Copy each line with the word "label" in it.

[Figure data in JSON]
-.-.-

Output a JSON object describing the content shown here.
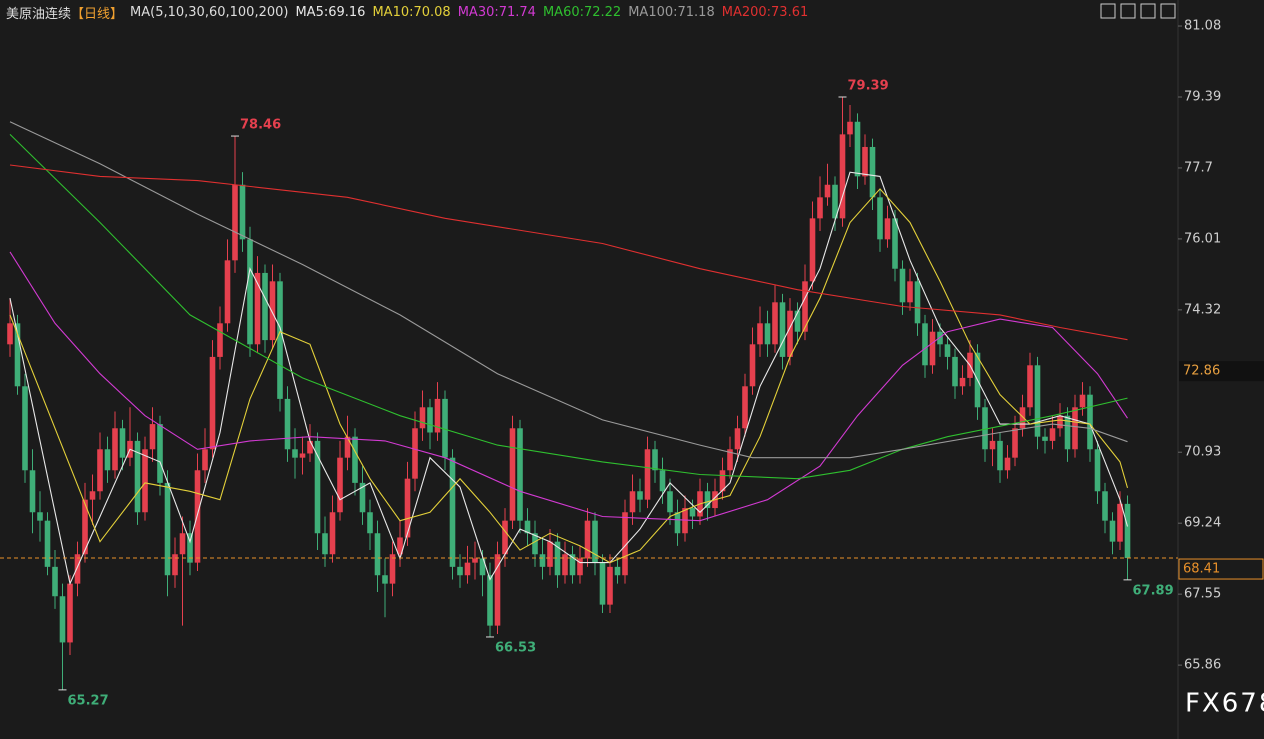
{
  "chart_data": {
    "type": "candlestick",
    "title": "美原油连续",
    "period": "【日线】",
    "indicator": "MA(5,10,30,60,100,200)",
    "up_color": "#e5404e",
    "down_color": "#3fae78",
    "ylim": [
      64.1,
      81.7
    ],
    "yticks": [
      81.08,
      79.39,
      77.7,
      76.01,
      74.32,
      70.93,
      69.24,
      67.55,
      65.86
    ],
    "crosshair_price": 72.86,
    "last_price": 68.41,
    "watermark": "FX678",
    "candles": [
      [
        73.5,
        74.6,
        73.2,
        74.0
      ],
      [
        74.0,
        74.2,
        72.3,
        72.5
      ],
      [
        72.5,
        72.8,
        70.2,
        70.5
      ],
      [
        70.5,
        71.0,
        69.0,
        69.5
      ],
      [
        69.5,
        70.0,
        68.8,
        69.3
      ],
      [
        69.3,
        69.5,
        68.0,
        68.2
      ],
      [
        68.2,
        68.6,
        67.2,
        67.5
      ],
      [
        67.5,
        67.8,
        65.27,
        66.4
      ],
      [
        66.4,
        68.0,
        66.1,
        67.8
      ],
      [
        67.8,
        68.8,
        67.5,
        68.5
      ],
      [
        68.5,
        70.2,
        68.3,
        69.8
      ],
      [
        69.8,
        70.4,
        69.2,
        70.0
      ],
      [
        70.0,
        71.4,
        69.8,
        71.0
      ],
      [
        71.0,
        71.3,
        70.2,
        70.5
      ],
      [
        70.5,
        71.9,
        70.3,
        71.5
      ],
      [
        71.5,
        71.7,
        70.5,
        70.8
      ],
      [
        70.8,
        72.0,
        70.6,
        71.2
      ],
      [
        71.2,
        71.4,
        69.2,
        69.5
      ],
      [
        69.5,
        71.3,
        69.3,
        71.0
      ],
      [
        71.0,
        72.0,
        70.7,
        71.6
      ],
      [
        71.6,
        71.8,
        69.9,
        70.2
      ],
      [
        70.2,
        70.5,
        67.5,
        68.0
      ],
      [
        68.0,
        68.9,
        67.7,
        68.5
      ],
      [
        68.5,
        69.4,
        66.8,
        69.0
      ],
      [
        69.0,
        69.3,
        68.0,
        68.3
      ],
      [
        68.3,
        70.9,
        68.1,
        70.5
      ],
      [
        70.5,
        71.5,
        70.2,
        71.0
      ],
      [
        71.0,
        73.6,
        70.8,
        73.2
      ],
      [
        73.2,
        74.4,
        72.9,
        74.0
      ],
      [
        74.0,
        76.0,
        73.8,
        75.5
      ],
      [
        75.5,
        78.46,
        75.2,
        77.3
      ],
      [
        77.3,
        77.6,
        75.7,
        76.0
      ],
      [
        76.0,
        76.3,
        73.2,
        73.5
      ],
      [
        73.5,
        75.6,
        73.3,
        75.2
      ],
      [
        75.2,
        75.4,
        73.3,
        73.6
      ],
      [
        73.6,
        75.4,
        73.4,
        75.0
      ],
      [
        75.0,
        75.2,
        71.9,
        72.2
      ],
      [
        72.2,
        72.5,
        70.7,
        71.0
      ],
      [
        71.0,
        71.5,
        70.3,
        70.8
      ],
      [
        70.8,
        71.3,
        70.4,
        70.9
      ],
      [
        70.9,
        71.6,
        70.7,
        71.2
      ],
      [
        71.2,
        71.4,
        68.6,
        69.0
      ],
      [
        69.0,
        69.4,
        68.2,
        68.5
      ],
      [
        68.5,
        69.9,
        68.3,
        69.5
      ],
      [
        69.5,
        71.2,
        69.3,
        70.8
      ],
      [
        70.8,
        71.8,
        70.5,
        71.3
      ],
      [
        71.3,
        71.5,
        69.9,
        70.2
      ],
      [
        70.2,
        70.6,
        69.2,
        69.5
      ],
      [
        69.5,
        69.8,
        68.6,
        69.0
      ],
      [
        69.0,
        69.3,
        67.6,
        68.0
      ],
      [
        68.0,
        68.4,
        67.0,
        67.8
      ],
      [
        67.8,
        68.8,
        67.5,
        68.5
      ],
      [
        68.5,
        69.3,
        68.2,
        68.9
      ],
      [
        68.9,
        70.7,
        68.7,
        70.3
      ],
      [
        70.3,
        71.9,
        70.0,
        71.5
      ],
      [
        71.5,
        72.4,
        71.2,
        72.0
      ],
      [
        72.0,
        72.2,
        71.0,
        71.4
      ],
      [
        71.4,
        72.6,
        71.2,
        72.2
      ],
      [
        72.2,
        72.4,
        70.5,
        70.8
      ],
      [
        70.8,
        71.0,
        67.9,
        68.2
      ],
      [
        68.2,
        68.5,
        67.7,
        68.0
      ],
      [
        68.0,
        68.7,
        67.8,
        68.3
      ],
      [
        68.3,
        68.8,
        67.9,
        68.4
      ],
      [
        68.4,
        68.6,
        67.5,
        68.0
      ],
      [
        68.0,
        68.3,
        66.53,
        66.8
      ],
      [
        66.8,
        68.8,
        66.6,
        68.5
      ],
      [
        68.5,
        69.6,
        68.2,
        69.3
      ],
      [
        69.3,
        71.8,
        69.1,
        71.5
      ],
      [
        71.5,
        71.7,
        69.0,
        69.3
      ],
      [
        69.3,
        69.6,
        68.7,
        69.0
      ],
      [
        69.0,
        69.3,
        68.2,
        68.5
      ],
      [
        68.5,
        68.9,
        67.9,
        68.2
      ],
      [
        68.2,
        69.1,
        68.0,
        68.8
      ],
      [
        68.8,
        69.0,
        67.7,
        68.0
      ],
      [
        68.0,
        68.8,
        67.8,
        68.5
      ],
      [
        68.5,
        68.7,
        67.8,
        68.0
      ],
      [
        68.0,
        68.7,
        67.8,
        68.4
      ],
      [
        68.4,
        69.6,
        68.2,
        69.3
      ],
      [
        69.3,
        69.5,
        68.0,
        68.3
      ],
      [
        68.3,
        68.5,
        67.1,
        67.3
      ],
      [
        67.3,
        68.5,
        67.1,
        68.2
      ],
      [
        68.2,
        68.4,
        67.8,
        68.0
      ],
      [
        68.0,
        69.8,
        67.8,
        69.5
      ],
      [
        69.5,
        70.4,
        69.2,
        70.0
      ],
      [
        70.0,
        70.3,
        69.5,
        69.8
      ],
      [
        69.8,
        71.3,
        69.6,
        71.0
      ],
      [
        71.0,
        71.2,
        70.2,
        70.5
      ],
      [
        70.5,
        70.8,
        69.7,
        70.0
      ],
      [
        70.0,
        70.3,
        69.2,
        69.5
      ],
      [
        69.5,
        69.8,
        68.7,
        69.0
      ],
      [
        69.0,
        69.9,
        68.8,
        69.6
      ],
      [
        69.6,
        69.8,
        69.1,
        69.4
      ],
      [
        69.4,
        70.3,
        69.2,
        70.0
      ],
      [
        70.0,
        70.2,
        69.3,
        69.6
      ],
      [
        69.6,
        70.3,
        69.4,
        70.0
      ],
      [
        70.0,
        70.8,
        69.8,
        70.5
      ],
      [
        70.5,
        71.3,
        70.3,
        71.0
      ],
      [
        71.0,
        71.8,
        70.7,
        71.5
      ],
      [
        71.5,
        72.8,
        71.3,
        72.5
      ],
      [
        72.5,
        73.9,
        72.3,
        73.5
      ],
      [
        73.5,
        74.4,
        73.2,
        74.0
      ],
      [
        74.0,
        74.3,
        73.2,
        73.5
      ],
      [
        73.5,
        74.9,
        73.3,
        74.5
      ],
      [
        74.5,
        74.7,
        72.9,
        73.2
      ],
      [
        73.2,
        74.6,
        73.0,
        74.3
      ],
      [
        74.3,
        74.5,
        73.5,
        73.8
      ],
      [
        73.8,
        75.4,
        73.6,
        75.0
      ],
      [
        75.0,
        76.9,
        74.8,
        76.5
      ],
      [
        76.5,
        77.5,
        76.2,
        77.0
      ],
      [
        77.0,
        77.8,
        76.8,
        77.3
      ],
      [
        77.3,
        77.5,
        76.2,
        76.5
      ],
      [
        76.5,
        79.39,
        76.3,
        78.5
      ],
      [
        78.5,
        79.2,
        78.2,
        78.8
      ],
      [
        78.8,
        79.0,
        77.2,
        77.5
      ],
      [
        77.5,
        78.5,
        77.3,
        78.2
      ],
      [
        78.2,
        78.4,
        76.7,
        77.0
      ],
      [
        77.0,
        77.2,
        75.7,
        76.0
      ],
      [
        76.0,
        76.8,
        75.8,
        76.5
      ],
      [
        76.5,
        76.7,
        75.0,
        75.3
      ],
      [
        75.3,
        75.5,
        74.2,
        74.5
      ],
      [
        74.5,
        75.3,
        74.3,
        75.0
      ],
      [
        75.0,
        75.2,
        73.7,
        74.0
      ],
      [
        74.0,
        74.2,
        72.7,
        73.0
      ],
      [
        73.0,
        74.1,
        72.8,
        73.8
      ],
      [
        73.8,
        74.0,
        73.2,
        73.5
      ],
      [
        73.5,
        73.7,
        72.9,
        73.2
      ],
      [
        73.2,
        73.4,
        72.2,
        72.5
      ],
      [
        72.5,
        73.0,
        72.3,
        72.7
      ],
      [
        72.7,
        73.6,
        72.5,
        73.3
      ],
      [
        73.3,
        73.5,
        71.7,
        72.0
      ],
      [
        72.0,
        72.2,
        70.7,
        71.0
      ],
      [
        71.0,
        71.5,
        70.6,
        71.2
      ],
      [
        71.2,
        71.4,
        70.2,
        70.5
      ],
      [
        70.5,
        71.1,
        70.3,
        70.8
      ],
      [
        70.8,
        71.8,
        70.6,
        71.5
      ],
      [
        71.5,
        72.3,
        71.3,
        72.0
      ],
      [
        72.0,
        73.3,
        71.8,
        73.0
      ],
      [
        73.0,
        73.2,
        71.0,
        71.3
      ],
      [
        71.3,
        71.5,
        70.9,
        71.2
      ],
      [
        71.2,
        71.8,
        71.0,
        71.5
      ],
      [
        71.5,
        72.1,
        71.3,
        71.8
      ],
      [
        71.8,
        72.0,
        70.7,
        71.0
      ],
      [
        71.0,
        72.3,
        70.8,
        72.0
      ],
      [
        72.0,
        72.6,
        71.8,
        72.3
      ],
      [
        72.3,
        72.5,
        70.7,
        71.0
      ],
      [
        71.0,
        71.2,
        69.7,
        70.0
      ],
      [
        70.0,
        70.2,
        69.0,
        69.3
      ],
      [
        69.3,
        69.5,
        68.5,
        68.8
      ],
      [
        68.8,
        70.0,
        68.6,
        69.7
      ],
      [
        69.7,
        69.9,
        67.89,
        68.41
      ]
    ],
    "annotations": [
      {
        "x": 30,
        "value": 78.46
      },
      {
        "x": 111,
        "value": 79.39
      },
      {
        "x": 7,
        "value": 65.27
      },
      {
        "x": 64,
        "value": 66.53
      },
      {
        "x": 149,
        "value": 67.89
      }
    ],
    "ma_lines": [
      {
        "label": "MA5:69.16",
        "color": "#e8e8e8",
        "x": [
          0,
          4,
          8,
          12,
          16,
          20,
          24,
          28,
          32,
          36,
          40,
          44,
          48,
          52,
          56,
          60,
          64,
          68,
          72,
          76,
          80,
          84,
          88,
          92,
          96,
          100,
          104,
          108,
          112,
          116,
          120,
          124,
          128,
          132,
          136,
          140,
          144,
          148,
          149
        ],
        "values": [
          74.6,
          71.2,
          67.8,
          69.4,
          71.0,
          70.7,
          68.8,
          71.4,
          75.3,
          73.9,
          71.2,
          69.8,
          70.2,
          68.4,
          70.8,
          70.1,
          67.9,
          69.1,
          68.8,
          68.3,
          68.3,
          69.1,
          70.2,
          69.5,
          70.2,
          72.5,
          73.9,
          75.3,
          77.6,
          77.5,
          75.5,
          73.9,
          73.0,
          71.6,
          71.6,
          71.8,
          71.6,
          69.8,
          69.16
        ]
      },
      {
        "label": "MA10:70.08",
        "color": "#e3d03a",
        "x": [
          0,
          6,
          12,
          18,
          24,
          28,
          32,
          36,
          40,
          44,
          48,
          52,
          56,
          60,
          64,
          68,
          72,
          76,
          80,
          84,
          88,
          92,
          96,
          100,
          104,
          108,
          112,
          116,
          120,
          124,
          128,
          132,
          136,
          140,
          144,
          148,
          149
        ],
        "values": [
          74.2,
          71.5,
          68.8,
          70.2,
          70.0,
          69.8,
          72.2,
          73.8,
          73.5,
          71.6,
          70.3,
          69.3,
          69.5,
          70.3,
          69.5,
          68.6,
          69.0,
          68.7,
          68.3,
          68.6,
          69.4,
          69.7,
          69.9,
          71.3,
          73.2,
          74.6,
          76.4,
          77.2,
          76.4,
          75.0,
          73.5,
          72.3,
          71.6,
          71.7,
          71.6,
          70.7,
          70.08
        ]
      },
      {
        "label": "MA30:71.74",
        "color": "#d23ad2",
        "x": [
          0,
          6,
          12,
          18,
          25,
          32,
          40,
          50,
          58,
          68,
          79,
          92,
          101,
          108,
          113,
          119,
          125,
          132,
          139,
          145,
          149
        ],
        "values": [
          75.7,
          74.0,
          72.8,
          71.8,
          71.0,
          71.2,
          71.3,
          71.2,
          70.8,
          70.0,
          69.4,
          69.3,
          69.8,
          70.6,
          71.8,
          73.0,
          73.8,
          74.1,
          73.9,
          72.8,
          71.74
        ]
      },
      {
        "label": "MA60:72.22",
        "color": "#2fbf2f",
        "x": [
          0,
          12,
          24,
          30,
          39,
          52,
          65,
          79,
          92,
          105,
          112,
          119,
          125,
          139,
          149
        ],
        "values": [
          78.5,
          76.4,
          74.2,
          73.6,
          72.7,
          71.8,
          71.1,
          70.7,
          70.4,
          70.3,
          70.5,
          71.0,
          71.3,
          71.8,
          72.22
        ]
      },
      {
        "label": "MA100:71.18",
        "color": "#9a9a9a",
        "x": [
          0,
          12,
          25,
          32,
          39,
          52,
          65,
          79,
          92,
          99,
          112,
          119,
          132,
          139,
          144,
          149
        ],
        "values": [
          78.8,
          77.8,
          76.6,
          76.0,
          75.4,
          74.2,
          72.8,
          71.7,
          71.1,
          70.8,
          70.8,
          71.0,
          71.4,
          71.6,
          71.5,
          71.18
        ]
      },
      {
        "label": "MA200:73.61",
        "color": "#e03030",
        "x": [
          0,
          12,
          25,
          45,
          58,
          79,
          92,
          105,
          119,
          132,
          140,
          149
        ],
        "values": [
          77.77,
          77.5,
          77.4,
          77.0,
          76.5,
          75.9,
          75.3,
          74.8,
          74.4,
          74.2,
          73.9,
          73.61
        ]
      }
    ]
  }
}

-.-.-

• Solution for this task:
        "label": "MA5:69.16",
        "label": "MA10:70.08",
        "label": "MA30:71.74",
        "label": "MA60:72.22",
        "label": "MA100:71.18",
        "label": "MA200:73.61",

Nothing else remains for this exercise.